## INSTRUCTIONS TO FOLLOW
Reproduce the listing exactly and skip over any pictures.

## DATA LINES
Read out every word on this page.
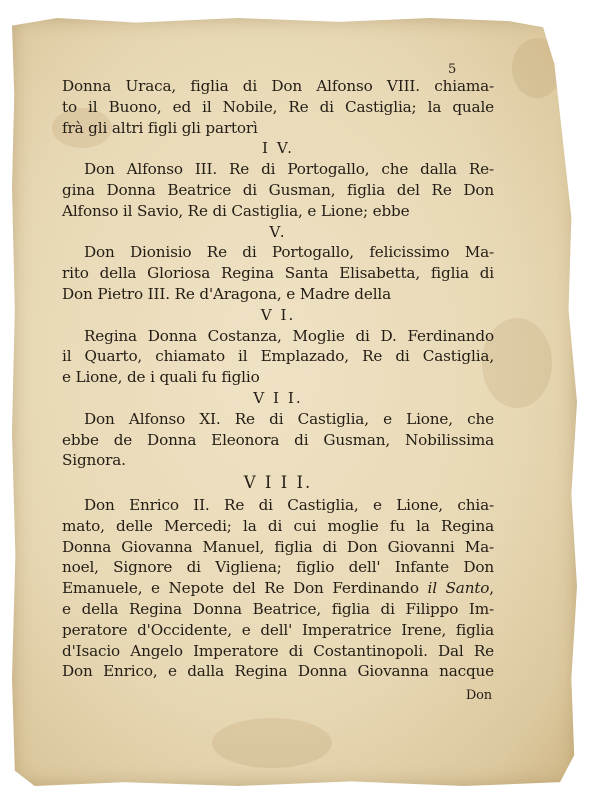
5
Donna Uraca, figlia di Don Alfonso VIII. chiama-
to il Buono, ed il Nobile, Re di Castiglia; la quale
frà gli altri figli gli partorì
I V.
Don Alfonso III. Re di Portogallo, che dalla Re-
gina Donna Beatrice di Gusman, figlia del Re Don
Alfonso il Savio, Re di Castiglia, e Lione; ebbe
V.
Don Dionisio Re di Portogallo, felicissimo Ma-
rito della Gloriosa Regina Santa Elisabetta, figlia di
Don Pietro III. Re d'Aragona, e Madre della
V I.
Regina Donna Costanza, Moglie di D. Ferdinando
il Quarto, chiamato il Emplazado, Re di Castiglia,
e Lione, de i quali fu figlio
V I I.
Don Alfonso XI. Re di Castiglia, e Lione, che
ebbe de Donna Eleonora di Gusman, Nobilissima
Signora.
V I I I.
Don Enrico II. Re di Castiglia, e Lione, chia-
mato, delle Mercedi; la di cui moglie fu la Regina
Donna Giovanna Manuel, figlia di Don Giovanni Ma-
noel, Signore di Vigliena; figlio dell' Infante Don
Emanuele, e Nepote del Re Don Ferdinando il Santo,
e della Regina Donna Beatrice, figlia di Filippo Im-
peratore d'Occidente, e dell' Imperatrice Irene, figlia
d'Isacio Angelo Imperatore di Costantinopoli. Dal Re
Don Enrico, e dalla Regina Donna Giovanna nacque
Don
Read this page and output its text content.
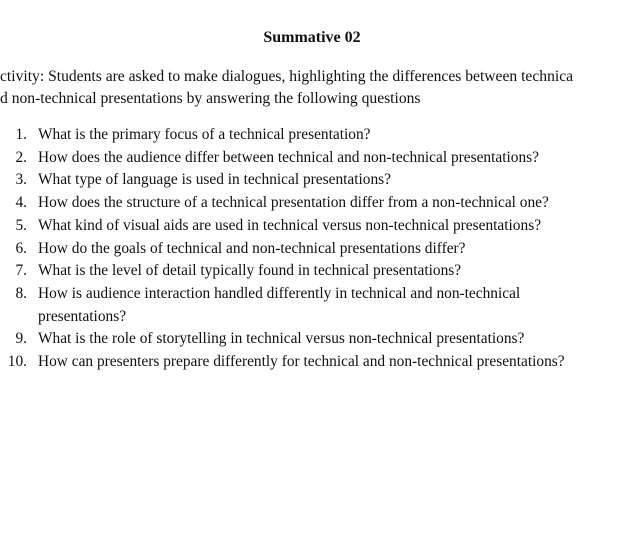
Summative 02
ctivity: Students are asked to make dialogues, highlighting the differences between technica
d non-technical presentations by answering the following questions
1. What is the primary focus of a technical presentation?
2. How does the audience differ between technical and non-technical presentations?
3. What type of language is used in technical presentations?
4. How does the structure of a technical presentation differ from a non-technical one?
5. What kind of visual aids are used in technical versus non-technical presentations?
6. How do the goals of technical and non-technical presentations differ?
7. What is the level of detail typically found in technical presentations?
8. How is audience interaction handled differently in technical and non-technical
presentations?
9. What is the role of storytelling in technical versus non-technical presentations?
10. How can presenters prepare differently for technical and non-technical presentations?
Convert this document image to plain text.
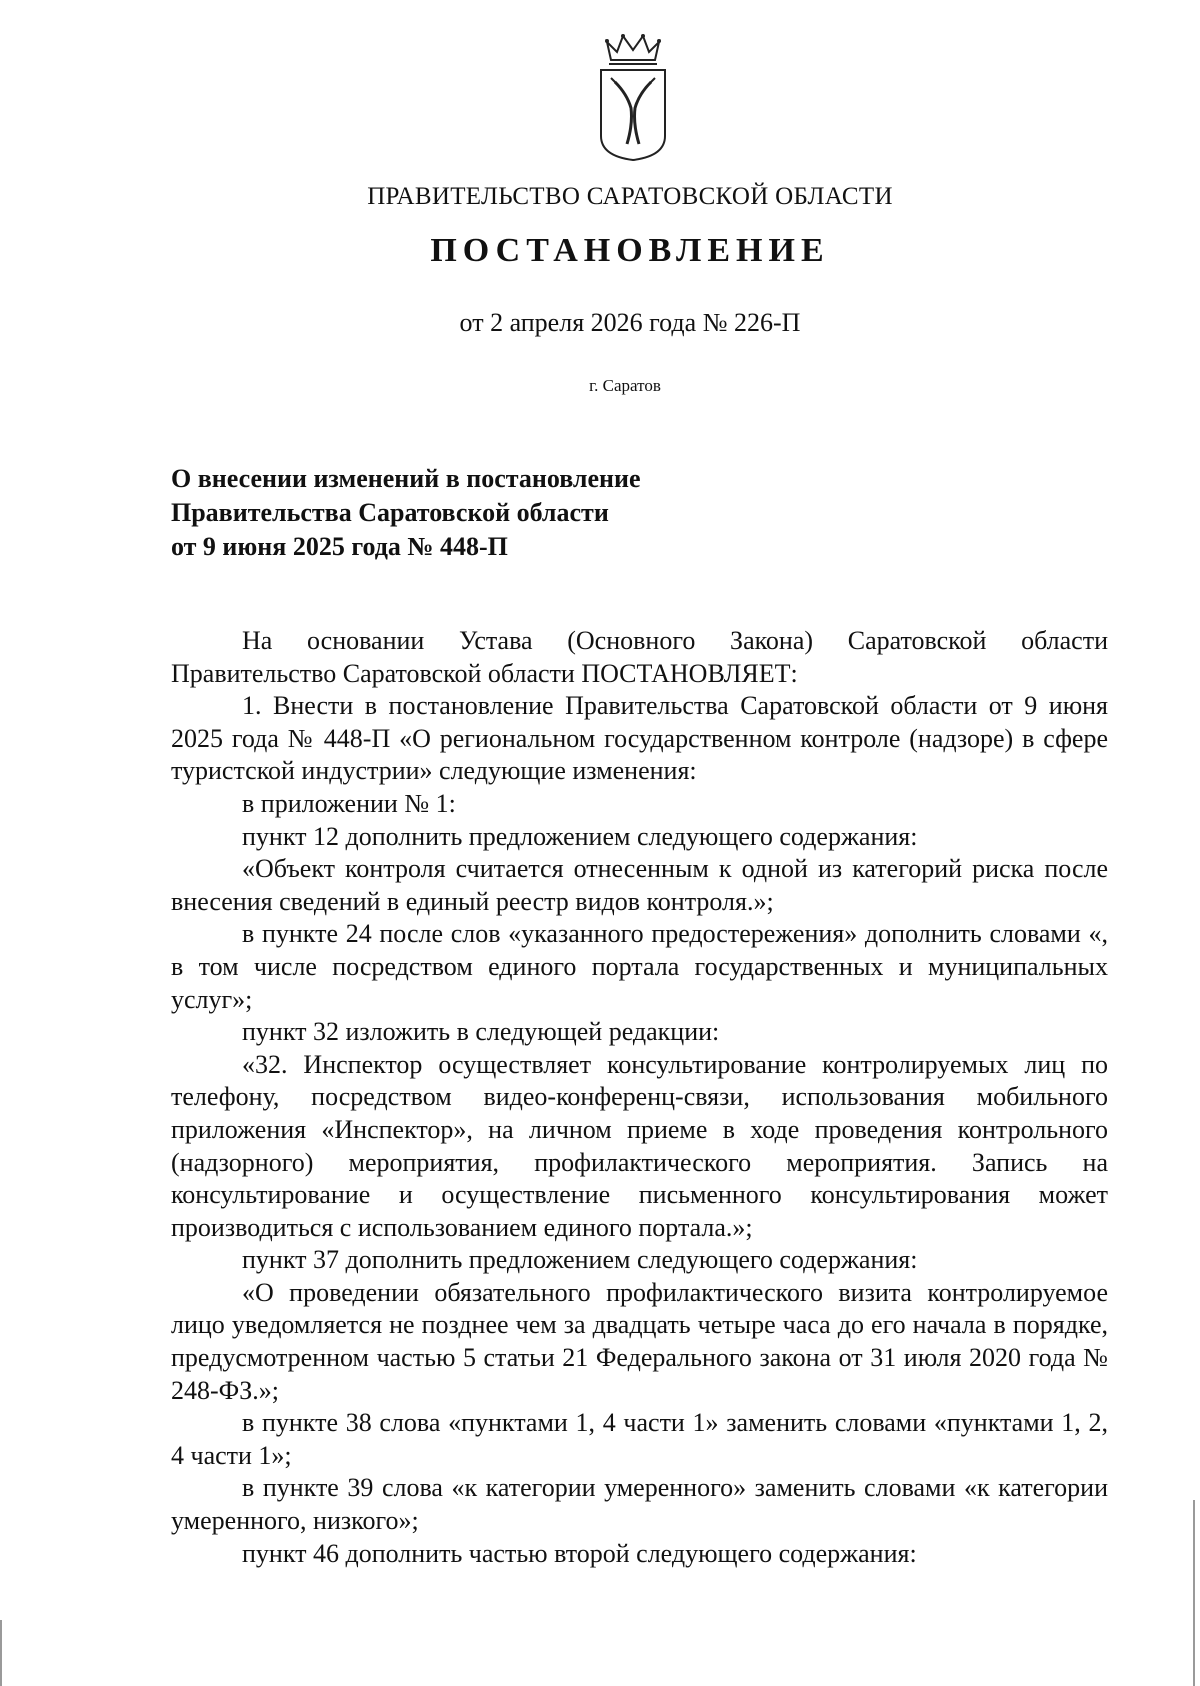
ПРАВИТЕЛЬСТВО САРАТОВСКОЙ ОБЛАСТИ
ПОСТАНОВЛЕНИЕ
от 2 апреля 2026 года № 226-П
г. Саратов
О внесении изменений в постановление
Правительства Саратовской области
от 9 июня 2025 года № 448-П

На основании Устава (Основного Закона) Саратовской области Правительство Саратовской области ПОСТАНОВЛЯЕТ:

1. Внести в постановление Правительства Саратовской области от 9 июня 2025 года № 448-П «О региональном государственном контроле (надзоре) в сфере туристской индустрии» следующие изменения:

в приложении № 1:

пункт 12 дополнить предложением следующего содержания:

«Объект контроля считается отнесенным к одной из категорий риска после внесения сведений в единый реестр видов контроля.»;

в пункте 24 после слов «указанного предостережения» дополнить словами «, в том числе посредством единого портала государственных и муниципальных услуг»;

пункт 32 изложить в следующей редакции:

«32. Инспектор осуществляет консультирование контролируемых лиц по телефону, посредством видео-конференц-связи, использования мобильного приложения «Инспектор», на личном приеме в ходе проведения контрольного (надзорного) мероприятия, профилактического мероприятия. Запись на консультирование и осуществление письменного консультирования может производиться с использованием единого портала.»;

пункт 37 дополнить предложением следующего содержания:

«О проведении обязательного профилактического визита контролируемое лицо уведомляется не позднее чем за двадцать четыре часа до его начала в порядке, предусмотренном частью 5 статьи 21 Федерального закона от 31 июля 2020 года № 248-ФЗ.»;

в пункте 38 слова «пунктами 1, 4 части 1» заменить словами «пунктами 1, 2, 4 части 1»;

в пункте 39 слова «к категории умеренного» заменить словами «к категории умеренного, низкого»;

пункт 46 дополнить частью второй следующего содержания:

## EXERCISE SOLUTION
Read out every word on this page.
5
Donna Uraca, figlia di Don Alfonso VIII. chiama-
to il Buono, ed il Nobile, Re di Castiglia; la quale
frà gli altri figli gli partorì
I V.
Don Alfonso III. Re di Portogallo, che dalla Re-
gina Donna Beatrice di Gusman, figlia del Re Don
Alfonso il Savio, Re di Castiglia, e Lione; ebbe
V.
Don Dionisio Re di Portogallo, felicissimo Ma-
rito della Gloriosa Regina Santa Elisabetta, figlia di
Don Pietro III. Re d'Aragona, e Madre della
V I.
Regina Donna Costanza, Moglie di D. Ferdinando
il Quarto, chiamato il Emplazado, Re di Castiglia,
e Lione, de i quali fu figlio
V I I.
Don Alfonso XI. Re di Castiglia, e Lione, che
ebbe de Donna Eleonora di Gusman, Nobilissima
Signora.
V I I I.
Don Enrico II. Re di Castiglia, e Lione, chia-
mato, delle Mercedi; la di cui moglie fu la Regina
Donna Giovanna Manuel, figlia di Don Giovanni Ma-
noel, Signore di Vigliena; figlio dell' Infante Don
Emanuele, e Nepote del Re Don Ferdinando il Santo,
e della Regina Donna Beatrice, figlia di Filippo Im-
peratore d'Occidente, e dell' Imperatrice Irene, figlia
d'Isacio Angelo Imperatore di Costantinopoli. Dal Re
Don Enrico, e dalla Regina Donna Giovanna nacque
Don
Read this page and output its text content.
Summative 02
ctivity: Students are asked to make dialogues, highlighting the differences between technica
d non-technical presentations by answering the following questions
1. What is the primary focus of a technical presentation?
2. How does the audience differ between technical and non-technical presentations?
3. What type of language is used in technical presentations?
4. How does the structure of a technical presentation differ from a non-technical one?
5. What kind of visual aids are used in technical versus non-technical presentations?
6. How do the goals of technical and non-technical presentations differ?
7. What is the level of detail typically found in technical presentations?
8. How is audience interaction handled differently in technical and non-technical
presentations?
9. What is the role of storytelling in technical versus non-technical presentations?
10. How can presenters prepare differently for technical and non-technical presentations?
Convert this document image to plain text.
ПРАВИТЕЛЬСТВО САРАТОВСКОЙ ОБЛАСТИ
ПОСТАНОВЛЕНИЕ
от 2 апреля 2026 года № 226-П
г. Саратов
О внесении изменений в постановление
Правительства Саратовской области
от 9 июня 2025 года № 448-П

На основании Устава (Основного Закона) Саратовской области Правительство Саратовской области ПОСТАНОВЛЯЕТ:

1. Внести в постановление Правительства Саратовской области от 9 июня 2025 года № 448-П «О региональном государственном контроле (надзоре) в сфере туристской индустрии» следующие изменения:

в приложении № 1:

пункт 12 дополнить предложением следующего содержания:

«Объект контроля считается отнесенным к одной из категорий риска после внесения сведений в единый реестр видов контроля.»;

в пункте 24 после слов «указанного предостережения» дополнить словами «, в том числе посредством единого портала государственных и муниципальных услуг»;

пункт 32 изложить в следующей редакции:

«32. Инспектор осуществляет консультирование контролируемых лиц по телефону, посредством видео-конференц-связи, использования мобильного приложения «Инспектор», на личном приеме в ходе проведения контрольного (надзорного) мероприятия, профилактического мероприятия. Запись на консультирование и осуществление письменного консультирования может производиться с использованием единого портала.»;

пункт 37 дополнить предложением следующего содержания:

«О проведении обязательного профилактического визита контролируемое лицо уведомляется не позднее чем за двадцать четыре часа до его начала в порядке, предусмотренном частью 5 статьи 21 Федерального закона от 31 июля 2020 года № 248-ФЗ.»;

в пункте 38 слова «пунктами 1, 4 части 1» заменить словами «пунктами 1, 2, 4 части 1»;

в пункте 39 слова «к категории умеренного» заменить словами «к категории умеренного, низкого»;

пункт 46 дополнить частью второй следующего содержания:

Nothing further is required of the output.